[Start of Attachment]

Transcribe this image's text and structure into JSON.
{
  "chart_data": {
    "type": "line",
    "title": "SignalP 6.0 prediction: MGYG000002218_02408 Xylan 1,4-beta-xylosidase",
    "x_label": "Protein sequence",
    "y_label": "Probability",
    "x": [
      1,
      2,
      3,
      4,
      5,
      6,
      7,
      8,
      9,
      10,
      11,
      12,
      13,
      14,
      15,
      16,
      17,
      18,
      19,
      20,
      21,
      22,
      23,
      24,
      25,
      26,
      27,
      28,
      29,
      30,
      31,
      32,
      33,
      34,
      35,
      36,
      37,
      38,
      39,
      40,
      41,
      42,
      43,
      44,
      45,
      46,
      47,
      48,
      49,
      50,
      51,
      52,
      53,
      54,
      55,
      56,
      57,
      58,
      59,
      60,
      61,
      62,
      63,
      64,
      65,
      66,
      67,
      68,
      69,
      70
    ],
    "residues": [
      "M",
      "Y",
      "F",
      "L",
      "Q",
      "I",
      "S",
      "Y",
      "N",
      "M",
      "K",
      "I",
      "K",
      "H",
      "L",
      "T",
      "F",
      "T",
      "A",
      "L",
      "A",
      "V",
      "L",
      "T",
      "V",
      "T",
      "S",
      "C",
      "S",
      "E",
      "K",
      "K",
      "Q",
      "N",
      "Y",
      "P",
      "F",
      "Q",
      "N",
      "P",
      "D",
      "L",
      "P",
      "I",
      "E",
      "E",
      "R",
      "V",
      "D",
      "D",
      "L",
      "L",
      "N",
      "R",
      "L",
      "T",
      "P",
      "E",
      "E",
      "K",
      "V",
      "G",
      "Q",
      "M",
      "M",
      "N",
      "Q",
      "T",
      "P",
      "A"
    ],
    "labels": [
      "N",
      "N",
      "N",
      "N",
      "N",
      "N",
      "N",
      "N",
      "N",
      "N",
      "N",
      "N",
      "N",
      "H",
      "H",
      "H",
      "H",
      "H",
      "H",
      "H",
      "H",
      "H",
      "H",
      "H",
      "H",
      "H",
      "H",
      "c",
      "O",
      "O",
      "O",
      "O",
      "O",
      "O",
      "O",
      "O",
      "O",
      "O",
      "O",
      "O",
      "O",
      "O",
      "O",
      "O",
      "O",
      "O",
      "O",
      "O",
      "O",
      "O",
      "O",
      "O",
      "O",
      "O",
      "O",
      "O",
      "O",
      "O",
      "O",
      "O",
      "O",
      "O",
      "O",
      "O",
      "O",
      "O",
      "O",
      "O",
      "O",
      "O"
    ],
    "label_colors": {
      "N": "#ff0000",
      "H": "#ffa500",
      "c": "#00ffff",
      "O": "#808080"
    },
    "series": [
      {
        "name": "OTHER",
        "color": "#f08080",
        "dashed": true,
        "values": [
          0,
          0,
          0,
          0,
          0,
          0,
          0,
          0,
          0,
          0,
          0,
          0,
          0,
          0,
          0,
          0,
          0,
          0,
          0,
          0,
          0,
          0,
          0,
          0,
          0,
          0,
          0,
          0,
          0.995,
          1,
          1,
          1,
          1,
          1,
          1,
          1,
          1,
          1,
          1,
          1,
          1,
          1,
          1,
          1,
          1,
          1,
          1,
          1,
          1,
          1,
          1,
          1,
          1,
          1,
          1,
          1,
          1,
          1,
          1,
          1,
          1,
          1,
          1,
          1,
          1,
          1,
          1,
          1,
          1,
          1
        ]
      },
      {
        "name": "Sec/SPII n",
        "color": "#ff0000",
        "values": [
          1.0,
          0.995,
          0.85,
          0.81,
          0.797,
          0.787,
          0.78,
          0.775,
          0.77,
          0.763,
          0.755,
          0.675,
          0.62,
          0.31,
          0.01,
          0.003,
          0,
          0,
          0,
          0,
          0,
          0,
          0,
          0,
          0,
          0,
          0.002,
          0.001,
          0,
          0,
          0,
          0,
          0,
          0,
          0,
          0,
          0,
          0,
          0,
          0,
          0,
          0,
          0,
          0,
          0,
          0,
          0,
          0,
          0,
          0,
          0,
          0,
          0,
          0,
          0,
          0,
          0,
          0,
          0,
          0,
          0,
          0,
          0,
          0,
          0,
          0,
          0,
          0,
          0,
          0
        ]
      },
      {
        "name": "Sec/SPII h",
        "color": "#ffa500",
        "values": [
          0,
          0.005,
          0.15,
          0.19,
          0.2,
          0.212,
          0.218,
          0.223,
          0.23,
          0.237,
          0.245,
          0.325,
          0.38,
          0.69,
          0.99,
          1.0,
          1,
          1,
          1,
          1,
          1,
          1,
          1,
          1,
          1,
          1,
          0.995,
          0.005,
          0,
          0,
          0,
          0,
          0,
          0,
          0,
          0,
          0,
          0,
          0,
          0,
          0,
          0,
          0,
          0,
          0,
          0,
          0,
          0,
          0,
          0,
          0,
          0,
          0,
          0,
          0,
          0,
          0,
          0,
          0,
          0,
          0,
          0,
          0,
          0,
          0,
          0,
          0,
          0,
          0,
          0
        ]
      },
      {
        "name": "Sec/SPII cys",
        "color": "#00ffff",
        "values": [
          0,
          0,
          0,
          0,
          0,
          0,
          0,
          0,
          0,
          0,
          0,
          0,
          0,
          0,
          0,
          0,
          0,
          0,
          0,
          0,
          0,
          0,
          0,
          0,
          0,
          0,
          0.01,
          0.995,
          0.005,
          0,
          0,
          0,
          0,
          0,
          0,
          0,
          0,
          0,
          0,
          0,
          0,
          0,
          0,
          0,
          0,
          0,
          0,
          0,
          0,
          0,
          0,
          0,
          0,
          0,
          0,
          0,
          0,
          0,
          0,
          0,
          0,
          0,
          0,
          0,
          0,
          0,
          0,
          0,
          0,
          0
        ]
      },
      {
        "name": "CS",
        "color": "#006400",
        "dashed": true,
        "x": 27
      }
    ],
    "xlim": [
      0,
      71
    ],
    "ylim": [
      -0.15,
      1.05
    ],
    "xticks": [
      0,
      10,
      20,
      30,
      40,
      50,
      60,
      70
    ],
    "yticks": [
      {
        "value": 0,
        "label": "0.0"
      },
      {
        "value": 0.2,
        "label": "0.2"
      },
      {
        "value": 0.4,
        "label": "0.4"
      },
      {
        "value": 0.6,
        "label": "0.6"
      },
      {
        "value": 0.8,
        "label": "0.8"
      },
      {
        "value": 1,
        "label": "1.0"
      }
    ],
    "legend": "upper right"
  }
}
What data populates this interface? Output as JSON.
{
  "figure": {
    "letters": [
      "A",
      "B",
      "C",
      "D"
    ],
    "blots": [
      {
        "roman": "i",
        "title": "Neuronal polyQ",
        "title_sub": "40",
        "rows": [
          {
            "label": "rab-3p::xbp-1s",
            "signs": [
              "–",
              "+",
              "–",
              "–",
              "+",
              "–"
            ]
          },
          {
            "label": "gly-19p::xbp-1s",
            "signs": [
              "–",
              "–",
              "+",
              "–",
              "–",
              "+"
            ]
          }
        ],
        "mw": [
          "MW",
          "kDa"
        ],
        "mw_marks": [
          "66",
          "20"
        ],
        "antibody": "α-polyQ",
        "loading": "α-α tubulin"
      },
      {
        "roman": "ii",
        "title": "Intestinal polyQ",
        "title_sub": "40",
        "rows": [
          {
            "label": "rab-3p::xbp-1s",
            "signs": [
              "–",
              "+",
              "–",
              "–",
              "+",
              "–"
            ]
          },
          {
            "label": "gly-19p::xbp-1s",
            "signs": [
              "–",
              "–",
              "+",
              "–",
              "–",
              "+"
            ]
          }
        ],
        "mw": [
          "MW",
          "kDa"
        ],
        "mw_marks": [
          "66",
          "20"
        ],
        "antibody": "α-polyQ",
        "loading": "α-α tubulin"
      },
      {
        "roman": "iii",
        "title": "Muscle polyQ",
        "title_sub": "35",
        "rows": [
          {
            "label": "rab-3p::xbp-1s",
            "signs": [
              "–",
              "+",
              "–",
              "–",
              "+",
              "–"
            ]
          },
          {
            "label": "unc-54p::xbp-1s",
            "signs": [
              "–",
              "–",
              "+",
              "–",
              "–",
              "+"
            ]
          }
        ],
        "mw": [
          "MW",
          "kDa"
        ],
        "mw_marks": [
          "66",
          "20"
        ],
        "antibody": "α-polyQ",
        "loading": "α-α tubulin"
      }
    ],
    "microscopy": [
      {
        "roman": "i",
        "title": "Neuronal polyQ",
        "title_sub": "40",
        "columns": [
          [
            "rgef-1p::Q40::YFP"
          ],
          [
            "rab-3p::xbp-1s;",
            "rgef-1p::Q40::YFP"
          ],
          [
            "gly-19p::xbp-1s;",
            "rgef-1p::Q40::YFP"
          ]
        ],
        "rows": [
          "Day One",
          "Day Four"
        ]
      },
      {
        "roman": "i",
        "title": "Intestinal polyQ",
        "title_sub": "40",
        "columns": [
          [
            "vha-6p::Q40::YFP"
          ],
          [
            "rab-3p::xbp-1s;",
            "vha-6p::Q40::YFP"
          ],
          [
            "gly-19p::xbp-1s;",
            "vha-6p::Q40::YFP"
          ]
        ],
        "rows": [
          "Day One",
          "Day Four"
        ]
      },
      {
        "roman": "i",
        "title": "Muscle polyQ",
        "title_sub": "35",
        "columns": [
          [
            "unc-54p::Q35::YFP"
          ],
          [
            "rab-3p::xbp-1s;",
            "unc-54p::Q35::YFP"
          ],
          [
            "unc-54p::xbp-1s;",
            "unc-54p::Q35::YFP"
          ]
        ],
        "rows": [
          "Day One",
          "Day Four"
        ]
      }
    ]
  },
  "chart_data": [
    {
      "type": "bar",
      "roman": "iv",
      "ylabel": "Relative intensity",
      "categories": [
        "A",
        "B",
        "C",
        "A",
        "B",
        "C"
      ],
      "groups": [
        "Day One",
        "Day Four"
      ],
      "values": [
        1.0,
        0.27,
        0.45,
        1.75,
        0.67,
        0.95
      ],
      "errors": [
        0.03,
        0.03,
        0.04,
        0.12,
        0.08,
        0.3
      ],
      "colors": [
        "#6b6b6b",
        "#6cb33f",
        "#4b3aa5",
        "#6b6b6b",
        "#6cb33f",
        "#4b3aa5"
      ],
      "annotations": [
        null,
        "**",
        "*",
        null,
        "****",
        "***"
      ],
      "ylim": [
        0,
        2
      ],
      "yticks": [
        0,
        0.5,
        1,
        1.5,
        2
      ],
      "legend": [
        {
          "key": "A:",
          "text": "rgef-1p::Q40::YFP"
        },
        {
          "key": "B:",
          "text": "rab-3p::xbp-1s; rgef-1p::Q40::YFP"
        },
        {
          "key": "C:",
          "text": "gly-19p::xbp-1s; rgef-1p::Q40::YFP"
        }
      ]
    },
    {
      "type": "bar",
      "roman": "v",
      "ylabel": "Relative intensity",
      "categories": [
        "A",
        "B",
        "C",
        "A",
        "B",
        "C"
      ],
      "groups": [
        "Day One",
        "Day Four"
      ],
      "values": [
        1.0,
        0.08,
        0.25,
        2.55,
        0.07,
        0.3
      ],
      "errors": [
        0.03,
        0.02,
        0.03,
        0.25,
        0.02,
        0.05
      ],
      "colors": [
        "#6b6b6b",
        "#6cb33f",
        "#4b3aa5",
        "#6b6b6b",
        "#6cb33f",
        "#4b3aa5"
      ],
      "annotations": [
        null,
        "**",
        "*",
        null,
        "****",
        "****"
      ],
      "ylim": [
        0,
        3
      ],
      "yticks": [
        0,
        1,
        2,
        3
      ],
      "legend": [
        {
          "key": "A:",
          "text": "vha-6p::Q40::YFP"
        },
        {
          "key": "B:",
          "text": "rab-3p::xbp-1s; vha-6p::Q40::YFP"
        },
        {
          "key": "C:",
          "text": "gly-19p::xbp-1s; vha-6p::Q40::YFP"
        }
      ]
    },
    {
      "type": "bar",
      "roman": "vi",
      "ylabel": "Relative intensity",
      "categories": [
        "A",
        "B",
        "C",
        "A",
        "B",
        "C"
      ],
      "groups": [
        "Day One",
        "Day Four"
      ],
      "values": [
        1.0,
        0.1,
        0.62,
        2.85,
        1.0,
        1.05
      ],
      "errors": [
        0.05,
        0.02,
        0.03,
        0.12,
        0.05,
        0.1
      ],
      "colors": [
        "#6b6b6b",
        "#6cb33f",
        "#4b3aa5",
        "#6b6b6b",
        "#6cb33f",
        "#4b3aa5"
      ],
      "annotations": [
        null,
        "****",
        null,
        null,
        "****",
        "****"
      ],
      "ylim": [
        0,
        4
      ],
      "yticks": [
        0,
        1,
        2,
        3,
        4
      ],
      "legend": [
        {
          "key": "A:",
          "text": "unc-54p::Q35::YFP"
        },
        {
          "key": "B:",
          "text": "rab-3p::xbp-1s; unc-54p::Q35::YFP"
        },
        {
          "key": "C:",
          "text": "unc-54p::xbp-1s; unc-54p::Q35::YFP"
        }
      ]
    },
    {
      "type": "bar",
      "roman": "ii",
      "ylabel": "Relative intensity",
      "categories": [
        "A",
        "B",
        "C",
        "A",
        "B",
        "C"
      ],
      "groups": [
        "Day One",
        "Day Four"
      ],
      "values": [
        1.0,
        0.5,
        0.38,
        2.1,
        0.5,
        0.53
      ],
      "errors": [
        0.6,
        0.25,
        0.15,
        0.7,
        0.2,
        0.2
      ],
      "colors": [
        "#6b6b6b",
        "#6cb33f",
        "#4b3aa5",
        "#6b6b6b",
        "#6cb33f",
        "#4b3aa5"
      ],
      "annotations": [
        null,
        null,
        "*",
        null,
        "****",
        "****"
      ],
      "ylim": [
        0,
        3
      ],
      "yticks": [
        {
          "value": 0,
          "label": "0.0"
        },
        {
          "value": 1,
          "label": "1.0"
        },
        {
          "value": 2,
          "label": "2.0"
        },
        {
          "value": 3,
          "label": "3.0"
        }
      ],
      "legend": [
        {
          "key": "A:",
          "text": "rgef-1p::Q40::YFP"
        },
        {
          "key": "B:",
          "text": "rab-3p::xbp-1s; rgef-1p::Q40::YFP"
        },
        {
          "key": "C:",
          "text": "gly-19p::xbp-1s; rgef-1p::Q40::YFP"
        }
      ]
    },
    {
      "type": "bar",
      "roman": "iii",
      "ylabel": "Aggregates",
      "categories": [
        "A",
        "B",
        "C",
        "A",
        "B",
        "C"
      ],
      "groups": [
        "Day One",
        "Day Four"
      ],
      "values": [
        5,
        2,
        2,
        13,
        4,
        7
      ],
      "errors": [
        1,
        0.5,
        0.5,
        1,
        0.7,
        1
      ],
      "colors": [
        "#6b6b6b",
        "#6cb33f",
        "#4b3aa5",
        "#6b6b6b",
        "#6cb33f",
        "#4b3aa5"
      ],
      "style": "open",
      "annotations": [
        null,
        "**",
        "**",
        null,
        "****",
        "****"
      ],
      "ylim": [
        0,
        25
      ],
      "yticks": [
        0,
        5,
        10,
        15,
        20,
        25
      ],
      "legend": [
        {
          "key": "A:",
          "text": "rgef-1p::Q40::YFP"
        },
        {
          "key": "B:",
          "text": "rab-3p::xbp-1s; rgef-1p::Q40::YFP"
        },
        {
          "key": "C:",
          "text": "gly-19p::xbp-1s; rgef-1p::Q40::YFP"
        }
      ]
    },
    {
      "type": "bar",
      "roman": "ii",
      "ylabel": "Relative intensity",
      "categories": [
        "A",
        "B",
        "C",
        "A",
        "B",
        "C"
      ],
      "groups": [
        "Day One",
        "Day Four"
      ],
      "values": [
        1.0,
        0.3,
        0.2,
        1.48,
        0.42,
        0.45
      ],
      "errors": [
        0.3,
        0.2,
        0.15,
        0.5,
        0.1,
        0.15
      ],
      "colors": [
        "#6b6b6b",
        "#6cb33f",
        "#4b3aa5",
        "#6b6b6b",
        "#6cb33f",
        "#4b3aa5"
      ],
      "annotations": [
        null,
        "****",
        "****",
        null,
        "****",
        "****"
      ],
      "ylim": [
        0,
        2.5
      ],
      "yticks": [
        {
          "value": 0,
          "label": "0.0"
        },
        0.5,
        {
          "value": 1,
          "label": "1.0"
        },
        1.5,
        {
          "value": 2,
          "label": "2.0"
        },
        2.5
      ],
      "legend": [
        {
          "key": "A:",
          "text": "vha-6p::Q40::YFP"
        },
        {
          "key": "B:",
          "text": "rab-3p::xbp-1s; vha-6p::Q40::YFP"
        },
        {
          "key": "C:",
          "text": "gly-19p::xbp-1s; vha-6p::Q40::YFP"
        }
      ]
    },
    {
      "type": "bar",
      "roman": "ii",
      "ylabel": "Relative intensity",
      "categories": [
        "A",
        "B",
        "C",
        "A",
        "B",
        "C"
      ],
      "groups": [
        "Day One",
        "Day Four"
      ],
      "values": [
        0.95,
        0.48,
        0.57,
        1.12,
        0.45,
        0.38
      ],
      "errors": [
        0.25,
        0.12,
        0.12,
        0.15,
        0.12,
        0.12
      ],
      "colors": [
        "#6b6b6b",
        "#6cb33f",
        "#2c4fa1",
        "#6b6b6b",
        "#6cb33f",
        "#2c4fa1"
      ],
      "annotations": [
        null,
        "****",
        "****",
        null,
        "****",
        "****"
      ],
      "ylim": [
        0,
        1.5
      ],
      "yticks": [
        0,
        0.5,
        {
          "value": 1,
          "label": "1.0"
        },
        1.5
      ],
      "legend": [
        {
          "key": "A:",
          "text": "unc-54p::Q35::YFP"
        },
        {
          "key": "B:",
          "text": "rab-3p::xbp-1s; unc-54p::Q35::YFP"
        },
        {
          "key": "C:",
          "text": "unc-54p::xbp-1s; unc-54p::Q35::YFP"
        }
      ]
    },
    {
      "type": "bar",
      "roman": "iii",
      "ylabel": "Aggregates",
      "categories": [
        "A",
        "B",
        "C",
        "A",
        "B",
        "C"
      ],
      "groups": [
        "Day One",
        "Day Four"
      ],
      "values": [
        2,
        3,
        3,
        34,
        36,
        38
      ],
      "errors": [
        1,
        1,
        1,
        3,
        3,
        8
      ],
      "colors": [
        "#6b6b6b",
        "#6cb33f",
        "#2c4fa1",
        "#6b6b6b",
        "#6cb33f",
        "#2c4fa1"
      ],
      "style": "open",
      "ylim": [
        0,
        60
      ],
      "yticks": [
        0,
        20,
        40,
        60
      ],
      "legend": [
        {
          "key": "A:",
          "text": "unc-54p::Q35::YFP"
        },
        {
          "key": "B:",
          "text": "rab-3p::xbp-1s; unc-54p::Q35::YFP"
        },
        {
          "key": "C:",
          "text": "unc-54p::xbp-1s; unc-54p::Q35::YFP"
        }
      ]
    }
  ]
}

[End of Attachment]

Find all lines in the records that hold the word "SPII". Copy them.

        "name": "Sec/SPII n",
        "name": "Sec/SPII h",
        "name": "Sec/SPII cys",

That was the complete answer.